TRAVAIL DEMANDÉ =>
1/ Présentez sous forme de liste numérotée, sans les lignes vides, le passage du listing qui va de la ligne contenant « wire Sum2 to HOSM (e) bbox=[286, 78, 306, 80] » jusqu'à la ligne contenant « wire e branch », ces deux lignes comprises.
2/ Prolongez le texte sur la régulation de l'économie internationale au-delà de sa dernière phrase.
━━━━━ EXTRAIT SOURCE
- La régulation de l’économie internationale – ainsi que celle des activités connexes[1] – est désormais le fait d’une myriade d’institutions, essentiellement informelles[2]. Ce caractère informel permet d’y faire participer et de se faire rencontrer tout type d’entités (organisations internationales, Etats, autorités étatiques de surveillance, instances de régulation indépendantes, personnes privées, experts) dans une logique de réseaux et permet l’édiction de toutes une gamme d’instruments que ne connaissent pas le droit international et les droits étatiques classiques. Il en résulte un phénomène de distanciation des Etats à l’égard des mécanismes et normes formels au profit d’instruments beaucoup plus souple qui touche non seulement la sphère internationale, mais également l’organisation interne des Etats. Dans toutes les sphères, ces nouveaux lieux se font mêler droit international, droit étatique et droit informel comme droit obligatoire et non obligatoire, normes techniques et règles de droit ou encore droit public et droit privé.
[1] Voir ainsi, en matière de lutte contre le financement du terrorisme, A. Gardella, « The fight against the financing of terrorism between judicial and regu- latory cooperation », Enforcing international law norms against terrorism, Oxford/Portland, Collection Studies in International Law, vol. 4, 2004
[2] Voir notamment M. Waibel, “Financial Crises and International Law” (June 1, 2019), University of Cambridge Faculty of Law Research Paper No. 18/2019, The Legal Implications of Global Financial Crises/Les implications juridiques des crises financières de caractère Mondial, Brill, 2020, SSRN: https://ssrn.com/abstract=3407483 or http://dx.doi.org/10.2139/ssrn.3407483, Section 3, § 18 et s.
━━━━━━━━━━
━━━━━ DONNÉES FOURNIES
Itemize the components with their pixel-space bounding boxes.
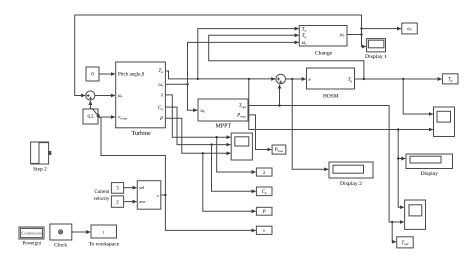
wire Sum2 to HOSM (e) bbox=[286, 78, 306, 80]
wire Turbine lambda to Scope1 input 1 bbox=[165, 95, 230, 137]
svg-text:velocity: velocity bbox=[94, 197, 110, 202]
junction T_a row to Change bbox=[197, 78, 199, 80]
step block Step 2 bbox=[31, 142, 49, 164]
svg-text:Display: Display bbox=[420, 171, 438, 177]
constant 0 bbox=[86, 67, 99, 81]
constant 3 bbox=[111, 183, 123, 194]
svg-text:Tg: Tg bbox=[348, 78, 353, 83]
svg-text:Cp: Cp bbox=[158, 106, 163, 111]
HOSM block bbox=[307, 68, 355, 89]
wire Turbine omega_t output stub bbox=[165, 83, 187, 85]
wire Turbine C_p to Scope1 input 2 bbox=[165, 107, 230, 145]
MPPT block bbox=[198, 99, 248, 121]
svg-text:Change: Change bbox=[315, 51, 333, 57]
block name labels bbox=[23, 51, 439, 249]
wire selector output bbox=[161, 194, 166, 196]
wire T_a branch down long row to Scope A input 2 bbox=[249, 79, 433, 130]
HOSM port labels bbox=[309, 78, 353, 83]
sum sign marks bbox=[87, 78, 283, 100]
wire to goto omega_t bbox=[362, 28, 402, 30]
junction omega_t stub bbox=[186, 83, 188, 85]
svg-text:Topt: Topt bbox=[239, 104, 247, 109]
svg-text:v: v bbox=[157, 193, 159, 198]
wire T_g feedback up to Change input 2 bbox=[209, 35, 364, 79]
wire e branch down to Display 2 bbox=[292, 79, 328, 169]
wire C_p branch to goto C_p bbox=[212, 145, 256, 192]
wire constant 0 to Turbine pitch input bbox=[99, 73, 115, 75]
wire v to goto v bbox=[165, 195, 255, 230]
svg-text:Display 2: Display 2 bbox=[340, 181, 362, 187]
svg-text:HOSM: HOSM bbox=[323, 94, 339, 100]
svg-text:Pmax: Pmax bbox=[274, 148, 284, 153]
junction T_opt row to Sum2 bbox=[278, 104, 280, 106]
wire Change output bbox=[347, 34, 362, 36]
clock icon bbox=[59, 230, 63, 234]
svg-text:Powergui: Powergui bbox=[23, 242, 42, 247]
goto P_max bbox=[272, 145, 286, 154]
junction Change output bbox=[360, 33, 362, 35]
goto omega_t bbox=[402, 23, 418, 34]
junction T_g to scope A bbox=[402, 78, 404, 80]
junction T_a row down branch bbox=[248, 78, 250, 80]
goto T_g bbox=[442, 74, 458, 84]
sum S2 bbox=[276, 74, 286, 84]
wire constant 0.5 to Sum1 bbox=[89, 101, 91, 109]
svg-text:Tg: Tg bbox=[448, 78, 453, 83]
wire MPPT P_max to goto P_max bbox=[248, 115, 271, 150]
constant 0.5 bbox=[83, 109, 98, 124]
powergui block bbox=[19, 227, 44, 239]
goto v bbox=[256, 226, 272, 234]
wire Turbine P to Scope1 input 3 bbox=[165, 118, 230, 153]
svg-text:Continuous: Continuous bbox=[21, 231, 42, 236]
svg-text:To workspace: To workspace bbox=[89, 241, 120, 247]
svg-text:Clock: Clock bbox=[54, 243, 67, 249]
wire T_opt branch up to Sum2 bbox=[279, 85, 281, 106]
turbine block bbox=[116, 62, 166, 128]
current velocity label bbox=[94, 190, 110, 202]
turbine port labels bbox=[118, 72, 145, 120]
goto lambda bbox=[256, 168, 272, 176]
sum S1 bbox=[86, 91, 95, 100]
svg-text:Display 1: Display 1 bbox=[365, 54, 387, 60]
scope B bbox=[405, 200, 426, 229]
svg-text:Topt: Topt bbox=[402, 241, 410, 246]
wire switch lever diagonal over constant 0.5 bbox=[92, 108, 100, 118]
clock block bbox=[50, 224, 72, 240]
wire Clock to To workspace bbox=[72, 231, 90, 233]
svg-text:Current: Current bbox=[94, 190, 110, 195]
wire Sum1 to Turbine omega input bbox=[95, 95, 115, 97]
step icon inside Step 2 bbox=[31, 143, 51, 164]
to-workspace block bbox=[91, 225, 117, 238]
svg-text:ave: ave bbox=[139, 199, 145, 204]
wire branch down to Scope B input 1 bbox=[398, 130, 404, 208]
wire HOSM output T_g to goto T_g bbox=[355, 78, 442, 80]
wire constant 2 to selector ave bbox=[124, 201, 137, 203]
wire feedback loop from Change output to Sum1 bbox=[75, 15, 362, 96]
wire constant 3 to selector sel bbox=[124, 187, 137, 189]
wire T_g branch down to Scope A input 1 bbox=[403, 79, 433, 114]
svg-text:Turbine: Turbine bbox=[131, 130, 151, 137]
svg-text:Pitch angle β: Pitch angle β bbox=[118, 72, 145, 77]
scope 1 bbox=[231, 133, 252, 160]
junction C_p row bbox=[210, 143, 212, 145]
goto T_opt bbox=[397, 237, 414, 248]
svg-text:Step 2: Step 2 bbox=[33, 167, 47, 173]
change block bbox=[299, 26, 347, 47]
junction e wire bbox=[291, 78, 293, 80]
display 2 bbox=[329, 162, 373, 178]
svg-text:Ta: Ta bbox=[158, 69, 163, 74]
wire omega_t up to Change input 3 bbox=[188, 42, 299, 84]
junction selector output bbox=[164, 194, 166, 196]
wire P branch to goto P bbox=[203, 153, 256, 211]
wire Turbine T_a to Sum2 bbox=[165, 71, 275, 79]
goto C_p bbox=[256, 187, 272, 196]
junction to Display bbox=[397, 157, 399, 159]
junction P row bbox=[202, 152, 204, 154]
constant 2 bbox=[111, 196, 123, 207]
junction T_g feedback bbox=[363, 78, 365, 80]
wire T_a branch up to Change input 1 bbox=[198, 29, 299, 79]
svg-text:P: P bbox=[262, 210, 266, 215]
constant values bbox=[87, 73, 119, 206]
MPPT port labels bbox=[201, 104, 248, 118]
svg-text:vwind: vwind bbox=[118, 115, 127, 120]
wire v to Turbine v_wind input bbox=[101, 117, 165, 195]
goto P bbox=[256, 207, 272, 215]
display 1 bbox=[367, 39, 386, 52]
svg-text:P: P bbox=[159, 117, 163, 122]
goto tag labels bbox=[262, 27, 453, 246]
wire T_opt branch down to goto T_opt bbox=[392, 222, 396, 242]
junction long row to scope B bbox=[397, 128, 399, 130]
display bbox=[406, 154, 453, 169]
wire branch to Display bbox=[398, 158, 405, 160]
svg-text:ωt: ωt bbox=[118, 94, 123, 99]
svg-text:Pmax: Pmax bbox=[236, 114, 246, 119]
Change port labels bbox=[302, 27, 346, 46]
wire to Display 1 bbox=[362, 46, 366, 48]
wire omega_t down to MPPT input bbox=[188, 84, 198, 110]
svg-text:Cp: Cp bbox=[262, 190, 267, 195]
svg-text:sel: sel bbox=[139, 185, 145, 190]
wire lambda branch to goto lambda bbox=[217, 137, 256, 172]
svg-text:MPPT: MPPT bbox=[215, 124, 231, 130]
junction on goto omega wire bbox=[360, 27, 362, 29]
svg-text:Tg: Tg bbox=[302, 34, 307, 39]
svg-text:0.5: 0.5 bbox=[87, 115, 94, 120]
junction T_opt to goto bbox=[391, 221, 393, 223]
scope A bbox=[434, 107, 455, 137]
selector block bbox=[137, 181, 161, 210]
wire MPPT T_opt to Scope B input 2 bbox=[248, 106, 404, 223]
selector port labels bbox=[139, 185, 159, 204]
junction lambda row bbox=[216, 136, 218, 138]
svg-text:λ: λ bbox=[262, 171, 265, 176]
svg-text:Ta: Ta bbox=[302, 27, 307, 32]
━━━━━━━━━━
RÉPONSES DANS L'ORDRE =>
1/
1. wire Sum2 to HOSM (e) bbox=[286, 78, 306, 80]
2. wire Turbine lambda to Scope1 input 1 bbox=[165, 95, 230, 137]
3. svg-text:velocity: velocity bbox=[94, 197, 110, 202]
4. junction T_a row to Change bbox=[197, 78, 199, 80]
5. step block Step 2 bbox=[31, 142, 49, 164]
6. svg-text:Display: Display bbox=[420, 171, 438, 177]
7. constant 0 bbox=[86, 67, 99, 81]
8. constant 3 bbox=[111, 183, 123, 194]
9. svg-text:Tg: Tg bbox=[348, 78, 353, 83]
10. svg-text:Cp: Cp bbox=[158, 106, 163, 111]
11. HOSM block bbox=[307, 68, 355, 89]
12. wire Turbine omega_t output stub bbox=[165, 83, 187, 85]
13. wire Turbine C_p to Scope1 input 2 bbox=[165, 107, 230, 145]
14. MPPT block bbox=[198, 99, 248, 121]
15. svg-text:Change: Change bbox=[315, 51, 333, 57]
16. block name labels bbox=[23, 51, 439, 249]
17. wire selector output bbox=[161, 194, 166, 196]
18. wire T_a branch down long row to Scope A input 2 bbox=[249, 79, 433, 130]
19. HOSM port labels bbox=[309, 78, 353, 83]
20. sum sign marks bbox=[87, 78, 283, 100]
21. wire to goto omega_t bbox=[362, 28, 402, 30]
22. junction omega_t stub bbox=[186, 83, 188, 85]
23. svg-text:Topt: Topt bbox=[239, 104, 247, 109]
24. svg-text:v: v bbox=[157, 193, 159, 198]
25. wire T_g feedback up to Change input 2 bbox=[209, 35, 364, 79]
26. wire e branch down to Display 2 bbox=[292, 79, 328, 169]

2/
- En effet, tant dans l’ordre étatique qu’international, l’organisation et la police des opérations économiques internationales se sont faites au prix d’un certain effacement des techniques classiques de « gouvernement » de l’économie au profit de nouvelles méthodes, techniques et institutions de police des opérations économiques dites souvent de « gouvernance » et/ou « régulation ». Celles-ci font intervenir de manière croissantes les opérateurs privés ainsi que d’autres entités, tant dans la production normative que dans la réalisation des normes édictées et la police des opérateurs et opérations économiques. Il en résulte une « gouvernance » de plus en plus informelle et diffuse des opérations économiques[1] et une place de plus en plus importante du droit privé[2]. Si ce phénomène caractérise de manière évidente la question financière[3], il se développe également dans les autres branches de l’économie et du développement.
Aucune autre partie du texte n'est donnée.